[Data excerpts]
━━━━━━━━━━━━━━━━

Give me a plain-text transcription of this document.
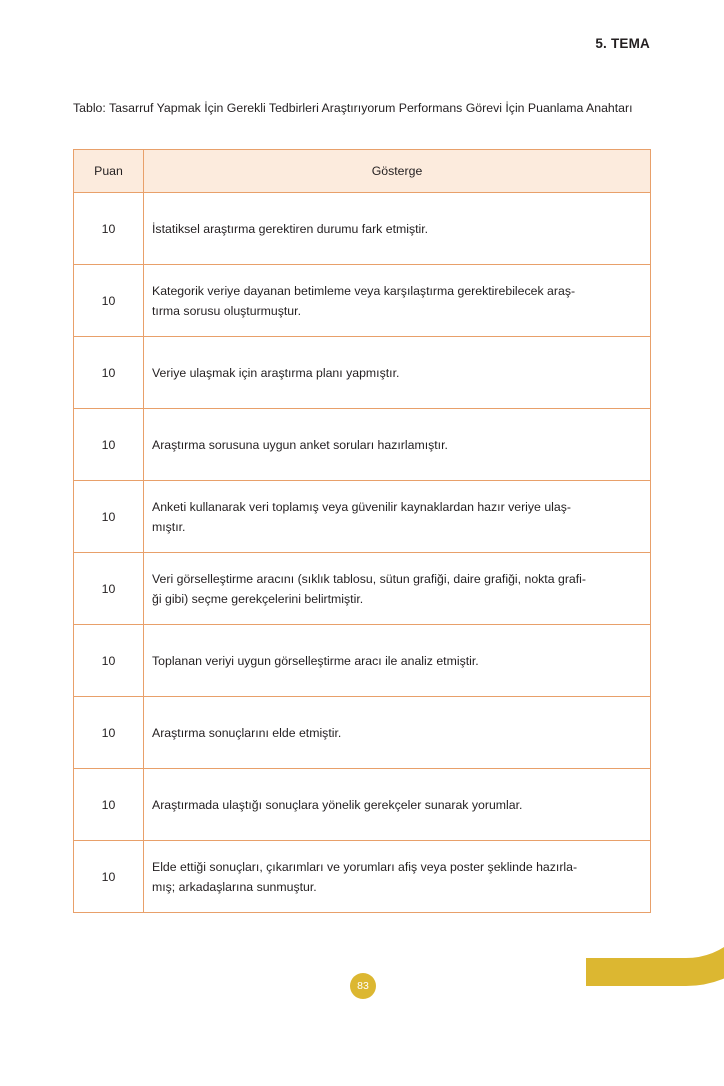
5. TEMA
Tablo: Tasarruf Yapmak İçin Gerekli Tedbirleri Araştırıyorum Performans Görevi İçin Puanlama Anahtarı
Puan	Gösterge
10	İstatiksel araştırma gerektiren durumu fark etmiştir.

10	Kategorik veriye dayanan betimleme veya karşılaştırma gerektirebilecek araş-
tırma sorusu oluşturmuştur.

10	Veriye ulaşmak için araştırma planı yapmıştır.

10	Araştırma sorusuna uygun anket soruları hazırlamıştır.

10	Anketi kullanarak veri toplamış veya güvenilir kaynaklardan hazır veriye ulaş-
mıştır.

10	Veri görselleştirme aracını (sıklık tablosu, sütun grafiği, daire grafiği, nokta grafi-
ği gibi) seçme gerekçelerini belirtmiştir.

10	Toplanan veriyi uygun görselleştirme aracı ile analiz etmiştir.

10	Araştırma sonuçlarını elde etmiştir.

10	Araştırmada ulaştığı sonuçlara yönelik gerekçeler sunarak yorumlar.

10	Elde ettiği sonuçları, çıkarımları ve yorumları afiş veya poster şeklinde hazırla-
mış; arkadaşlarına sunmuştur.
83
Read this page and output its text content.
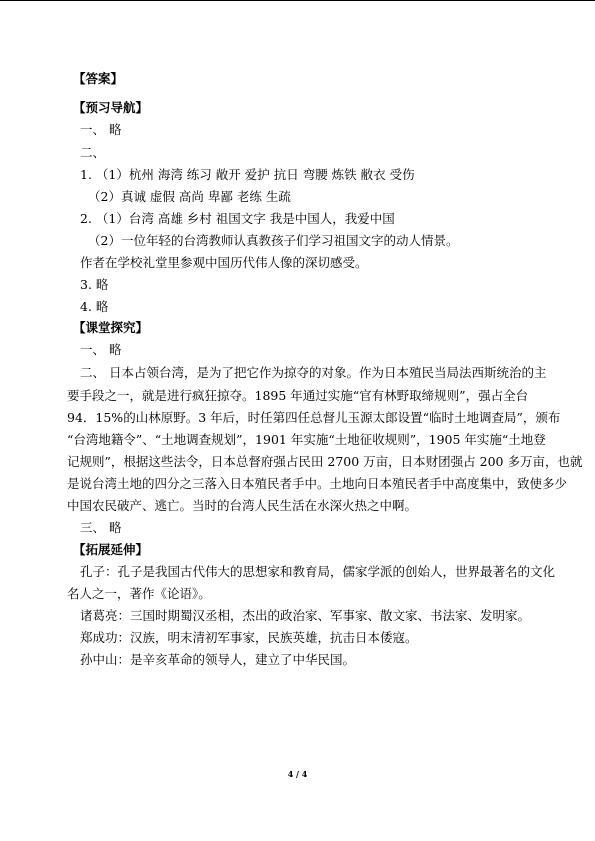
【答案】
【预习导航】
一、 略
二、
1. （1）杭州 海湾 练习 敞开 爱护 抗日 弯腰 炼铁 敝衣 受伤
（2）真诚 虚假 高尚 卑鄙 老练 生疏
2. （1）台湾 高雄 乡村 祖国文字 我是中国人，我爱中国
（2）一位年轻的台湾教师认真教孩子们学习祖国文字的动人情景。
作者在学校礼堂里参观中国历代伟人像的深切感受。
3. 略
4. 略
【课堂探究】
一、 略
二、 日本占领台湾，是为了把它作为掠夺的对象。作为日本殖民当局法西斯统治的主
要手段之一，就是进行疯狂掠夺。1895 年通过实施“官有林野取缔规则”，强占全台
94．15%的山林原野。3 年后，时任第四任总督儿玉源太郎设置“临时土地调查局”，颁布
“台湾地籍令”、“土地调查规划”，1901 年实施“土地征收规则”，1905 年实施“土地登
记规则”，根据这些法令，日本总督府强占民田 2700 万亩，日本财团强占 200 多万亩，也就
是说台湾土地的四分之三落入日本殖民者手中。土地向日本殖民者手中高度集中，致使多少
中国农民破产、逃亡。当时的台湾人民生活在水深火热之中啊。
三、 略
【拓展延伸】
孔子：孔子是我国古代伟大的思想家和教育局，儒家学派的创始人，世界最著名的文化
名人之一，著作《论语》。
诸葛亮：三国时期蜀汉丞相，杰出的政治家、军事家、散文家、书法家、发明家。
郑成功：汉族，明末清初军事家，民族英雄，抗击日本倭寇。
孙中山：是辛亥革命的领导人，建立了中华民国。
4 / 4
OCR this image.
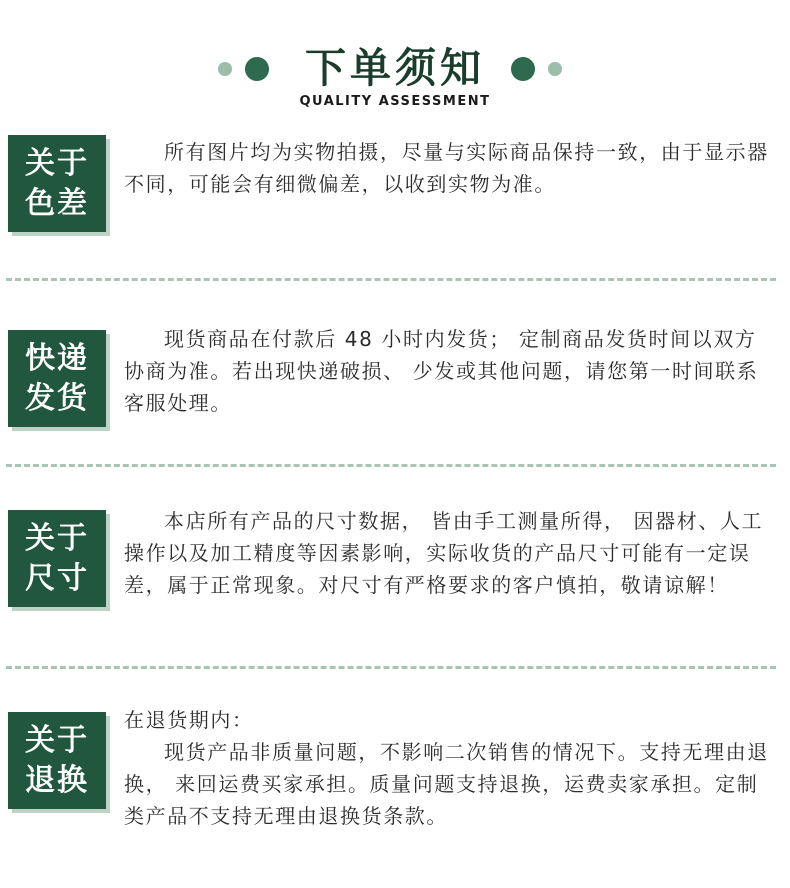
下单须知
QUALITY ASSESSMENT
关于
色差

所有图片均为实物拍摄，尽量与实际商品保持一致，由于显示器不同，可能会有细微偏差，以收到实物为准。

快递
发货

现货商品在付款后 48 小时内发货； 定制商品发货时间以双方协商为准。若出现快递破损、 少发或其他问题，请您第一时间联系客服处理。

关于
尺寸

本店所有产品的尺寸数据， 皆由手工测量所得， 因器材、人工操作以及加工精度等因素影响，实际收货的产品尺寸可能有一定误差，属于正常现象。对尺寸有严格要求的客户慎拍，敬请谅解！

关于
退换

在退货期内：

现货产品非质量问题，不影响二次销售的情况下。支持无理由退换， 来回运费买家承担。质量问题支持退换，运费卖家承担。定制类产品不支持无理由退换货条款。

━━━━━━━━━━━━━━━━

◆ EXERCISE AIM: Without the pictures, restate all of the entries above verbatim.

◆ RESULT FOR THIS TASK:
Give me a plain-text transcription of this document.
5. TEMA
Tablo: Tasarruf Yapmak İçin Gerekli Tedbirleri Araştırıyorum Performans Görevi İçin Puanlama Anahtarı
Puan	Gösterge
10	İstatiksel araştırma gerektiren durumu fark etmiştir.

10	Kategorik veriye dayanan betimleme veya karşılaştırma gerektirebilecek araş-
tırma sorusu oluşturmuştur.

10	Veriye ulaşmak için araştırma planı yapmıştır.

10	Araştırma sorusuna uygun anket soruları hazırlamıştır.

10	Anketi kullanarak veri toplamış veya güvenilir kaynaklardan hazır veriye ulaş-
mıştır.

10	Veri görselleştirme aracını (sıklık tablosu, sütun grafiği, daire grafiği, nokta grafi-
ği gibi) seçme gerekçelerini belirtmiştir.

10	Toplanan veriyi uygun görselleştirme aracı ile analiz etmiştir.

10	Araştırma sonuçlarını elde etmiştir.

10	Araştırmada ulaştığı sonuçlara yönelik gerekçeler sunarak yorumlar.

10	Elde ettiği sonuçları, çıkarımları ve yorumları afiş veya poster şeklinde hazırla-
mış; arkadaşlarına sunmuştur.
83
Read this page and output its text content.
【答案】
【预习导航】
一、 略
二、
1. （1）杭州 海湾 练习 敞开 爱护 抗日 弯腰 炼铁 敝衣 受伤
（2）真诚 虚假 高尚 卑鄙 老练 生疏
2. （1）台湾 高雄 乡村 祖国文字 我是中国人，我爱中国
（2）一位年轻的台湾教师认真教孩子们学习祖国文字的动人情景。
作者在学校礼堂里参观中国历代伟人像的深切感受。
3. 略
4. 略
【课堂探究】
一、 略
二、 日本占领台湾，是为了把它作为掠夺的对象。作为日本殖民当局法西斯统治的主
要手段之一，就是进行疯狂掠夺。1895 年通过实施“官有林野取缔规则”，强占全台
94．15%的山林原野。3 年后，时任第四任总督儿玉源太郎设置“临时土地调查局”，颁布
“台湾地籍令”、“土地调查规划”，1901 年实施“土地征收规则”，1905 年实施“土地登
记规则”，根据这些法令，日本总督府强占民田 2700 万亩，日本财团强占 200 多万亩，也就
是说台湾土地的四分之三落入日本殖民者手中。土地向日本殖民者手中高度集中，致使多少
中国农民破产、逃亡。当时的台湾人民生活在水深火热之中啊。
三、 略
【拓展延伸】
孔子：孔子是我国古代伟大的思想家和教育局，儒家学派的创始人，世界最著名的文化
名人之一，著作《论语》。
诸葛亮：三国时期蜀汉丞相，杰出的政治家、军事家、散文家、书法家、发明家。
郑成功：汉族，明末清初军事家，民族英雄，抗击日本倭寇。
孙中山：是辛亥革命的领导人，建立了中华民国。
4 / 4
OCR this image.
下单须知
QUALITY ASSESSMENT
关于
色差

所有图片均为实物拍摄，尽量与实际商品保持一致，由于显示器不同，可能会有细微偏差，以收到实物为准。

快递
发货

现货商品在付款后 48 小时内发货； 定制商品发货时间以双方协商为准。若出现快递破损、 少发或其他问题，请您第一时间联系客服处理。

关于
尺寸

本店所有产品的尺寸数据， 皆由手工测量所得， 因器材、人工操作以及加工精度等因素影响，实际收货的产品尺寸可能有一定误差，属于正常现象。对尺寸有严格要求的客户慎拍，敬请谅解！

关于
退换

在退货期内：

现货产品非质量问题，不影响二次销售的情况下。支持无理由退换， 来回运费买家承担。质量问题支持退换，运费卖家承担。定制类产品不支持无理由退换货条款。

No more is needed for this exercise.